Records from a data source:
== == ==

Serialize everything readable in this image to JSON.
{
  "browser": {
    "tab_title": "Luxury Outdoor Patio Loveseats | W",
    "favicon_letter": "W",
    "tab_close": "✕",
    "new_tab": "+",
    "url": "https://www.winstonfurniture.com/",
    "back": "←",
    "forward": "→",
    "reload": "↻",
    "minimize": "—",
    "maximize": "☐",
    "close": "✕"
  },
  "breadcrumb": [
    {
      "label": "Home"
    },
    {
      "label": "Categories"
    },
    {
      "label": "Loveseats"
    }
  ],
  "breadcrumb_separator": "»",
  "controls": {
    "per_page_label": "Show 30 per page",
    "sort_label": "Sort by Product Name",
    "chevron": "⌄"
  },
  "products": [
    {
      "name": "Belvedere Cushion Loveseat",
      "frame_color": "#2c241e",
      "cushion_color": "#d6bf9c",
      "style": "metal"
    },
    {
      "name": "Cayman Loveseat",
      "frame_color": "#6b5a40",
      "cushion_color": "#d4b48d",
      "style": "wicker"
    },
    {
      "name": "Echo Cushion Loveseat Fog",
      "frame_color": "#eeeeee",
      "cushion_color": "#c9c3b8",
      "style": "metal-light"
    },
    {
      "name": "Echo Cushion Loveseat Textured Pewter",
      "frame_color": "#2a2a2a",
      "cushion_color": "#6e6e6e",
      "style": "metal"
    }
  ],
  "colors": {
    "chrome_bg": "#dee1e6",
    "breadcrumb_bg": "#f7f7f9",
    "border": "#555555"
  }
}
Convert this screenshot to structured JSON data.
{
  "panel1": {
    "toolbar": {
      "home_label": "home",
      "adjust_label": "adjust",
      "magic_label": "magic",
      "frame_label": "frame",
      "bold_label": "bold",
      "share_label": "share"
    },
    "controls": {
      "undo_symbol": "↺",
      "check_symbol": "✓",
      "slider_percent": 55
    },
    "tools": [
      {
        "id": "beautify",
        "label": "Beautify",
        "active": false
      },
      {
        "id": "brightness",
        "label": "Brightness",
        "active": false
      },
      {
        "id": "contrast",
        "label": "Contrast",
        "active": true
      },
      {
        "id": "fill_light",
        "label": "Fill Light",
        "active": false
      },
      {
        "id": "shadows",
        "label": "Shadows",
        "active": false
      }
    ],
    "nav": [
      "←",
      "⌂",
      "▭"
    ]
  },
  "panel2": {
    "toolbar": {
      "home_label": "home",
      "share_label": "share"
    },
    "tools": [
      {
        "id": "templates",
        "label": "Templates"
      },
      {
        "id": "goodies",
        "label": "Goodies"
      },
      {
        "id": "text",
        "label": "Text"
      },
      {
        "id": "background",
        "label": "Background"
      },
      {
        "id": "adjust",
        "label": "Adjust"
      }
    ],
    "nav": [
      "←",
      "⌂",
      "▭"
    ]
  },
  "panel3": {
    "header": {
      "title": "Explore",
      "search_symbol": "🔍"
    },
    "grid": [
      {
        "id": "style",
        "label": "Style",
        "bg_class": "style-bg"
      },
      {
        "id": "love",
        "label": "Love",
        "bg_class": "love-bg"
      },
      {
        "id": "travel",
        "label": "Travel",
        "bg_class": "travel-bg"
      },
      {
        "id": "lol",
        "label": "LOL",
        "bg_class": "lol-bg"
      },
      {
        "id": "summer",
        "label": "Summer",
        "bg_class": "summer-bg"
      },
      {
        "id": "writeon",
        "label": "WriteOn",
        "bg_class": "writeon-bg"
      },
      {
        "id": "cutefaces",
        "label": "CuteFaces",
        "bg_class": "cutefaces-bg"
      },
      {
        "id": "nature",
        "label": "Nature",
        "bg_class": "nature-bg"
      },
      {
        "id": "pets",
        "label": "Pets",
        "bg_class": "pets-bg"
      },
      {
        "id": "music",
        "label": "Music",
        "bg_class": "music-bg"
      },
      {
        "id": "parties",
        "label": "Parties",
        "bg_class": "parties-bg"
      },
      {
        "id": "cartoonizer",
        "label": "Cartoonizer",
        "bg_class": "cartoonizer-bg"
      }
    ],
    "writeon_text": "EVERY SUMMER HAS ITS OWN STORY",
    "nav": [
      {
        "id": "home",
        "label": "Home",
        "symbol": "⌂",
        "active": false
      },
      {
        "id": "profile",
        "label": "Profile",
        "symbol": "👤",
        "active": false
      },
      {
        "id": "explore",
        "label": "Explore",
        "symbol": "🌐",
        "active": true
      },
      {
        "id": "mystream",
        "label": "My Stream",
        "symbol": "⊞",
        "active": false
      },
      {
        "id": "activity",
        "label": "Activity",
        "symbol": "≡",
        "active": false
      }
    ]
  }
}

== == ==

Goal
Your task is to print all of the records exactly.

Response
Serialize everything readable in this image to JSON.
{
  "browser": {
    "tab_title": "Luxury Outdoor Patio Loveseats | W",
    "favicon_letter": "W",
    "tab_close": "✕",
    "new_tab": "+",
    "url": "https://www.winstonfurniture.com/",
    "back": "←",
    "forward": "→",
    "reload": "↻",
    "minimize": "—",
    "maximize": "☐",
    "close": "✕"
  },
  "breadcrumb": [
    {
      "label": "Home"
    },
    {
      "label": "Categories"
    },
    {
      "label": "Loveseats"
    }
  ],
  "breadcrumb_separator": "»",
  "controls": {
    "per_page_label": "Show 30 per page",
    "sort_label": "Sort by Product Name",
    "chevron": "⌄"
  },
  "products": [
    {
      "name": "Belvedere Cushion Loveseat",
      "frame_color": "#2c241e",
      "cushion_color": "#d6bf9c",
      "style": "metal"
    },
    {
      "name": "Cayman Loveseat",
      "frame_color": "#6b5a40",
      "cushion_color": "#d4b48d",
      "style": "wicker"
    },
    {
      "name": "Echo Cushion Loveseat Fog",
      "frame_color": "#eeeeee",
      "cushion_color": "#c9c3b8",
      "style": "metal-light"
    },
    {
      "name": "Echo Cushion Loveseat Textured Pewter",
      "frame_color": "#2a2a2a",
      "cushion_color": "#6e6e6e",
      "style": "metal"
    }
  ],
  "colors": {
    "chrome_bg": "#dee1e6",
    "breadcrumb_bg": "#f7f7f9",
    "border": "#555555"
  }
}
Convert this screenshot to structured JSON data.
{
  "panel1": {
    "toolbar": {
      "home_label": "home",
      "adjust_label": "adjust",
      "magic_label": "magic",
      "frame_label": "frame",
      "bold_label": "bold",
      "share_label": "share"
    },
    "controls": {
      "undo_symbol": "↺",
      "check_symbol": "✓",
      "slider_percent": 55
    },
    "tools": [
      {
        "id": "beautify",
        "label": "Beautify",
        "active": false
      },
      {
        "id": "brightness",
        "label": "Brightness",
        "active": false
      },
      {
        "id": "contrast",
        "label": "Contrast",
        "active": true
      },
      {
        "id": "fill_light",
        "label": "Fill Light",
        "active": false
      },
      {
        "id": "shadows",
        "label": "Shadows",
        "active": false
      }
    ],
    "nav": [
      "←",
      "⌂",
      "▭"
    ]
  },
  "panel2": {
    "toolbar": {
      "home_label": "home",
      "share_label": "share"
    },
    "tools": [
      {
        "id": "templates",
        "label": "Templates"
      },
      {
        "id": "goodies",
        "label": "Goodies"
      },
      {
        "id": "text",
        "label": "Text"
      },
      {
        "id": "background",
        "label": "Background"
      },
      {
        "id": "adjust",
        "label": "Adjust"
      }
    ],
    "nav": [
      "←",
      "⌂",
      "▭"
    ]
  },
  "panel3": {
    "header": {
      "title": "Explore",
      "search_symbol": "🔍"
    },
    "grid": [
      {
        "id": "style",
        "label": "Style",
        "bg_class": "style-bg"
      },
      {
        "id": "love",
        "label": "Love",
        "bg_class": "love-bg"
      },
      {
        "id": "travel",
        "label": "Travel",
        "bg_class": "travel-bg"
      },
      {
        "id": "lol",
        "label": "LOL",
        "bg_class": "lol-bg"
      },
      {
        "id": "summer",
        "label": "Summer",
        "bg_class": "summer-bg"
      },
      {
        "id": "writeon",
        "label": "WriteOn",
        "bg_class": "writeon-bg"
      },
      {
        "id": "cutefaces",
        "label": "CuteFaces",
        "bg_class": "cutefaces-bg"
      },
      {
        "id": "nature",
        "label": "Nature",
        "bg_class": "nature-bg"
      },
      {
        "id": "pets",
        "label": "Pets",
        "bg_class": "pets-bg"
      },
      {
        "id": "music",
        "label": "Music",
        "bg_class": "music-bg"
      },
      {
        "id": "parties",
        "label": "Parties",
        "bg_class": "parties-bg"
      },
      {
        "id": "cartoonizer",
        "label": "Cartoonizer",
        "bg_class": "cartoonizer-bg"
      }
    ],
    "writeon_text": "EVERY SUMMER HAS ITS OWN STORY",
    "nav": [
      {
        "id": "home",
        "label": "Home",
        "symbol": "⌂",
        "active": false
      },
      {
        "id": "profile",
        "label": "Profile",
        "symbol": "👤",
        "active": false
      },
      {
        "id": "explore",
        "label": "Explore",
        "symbol": "🌐",
        "active": true
      },
      {
        "id": "mystream",
        "label": "My Stream",
        "symbol": "⊞",
        "active": false
      },
      {
        "id": "activity",
        "label": "Activity",
        "symbol": "≡",
        "active": false
      }
    ]
  }
}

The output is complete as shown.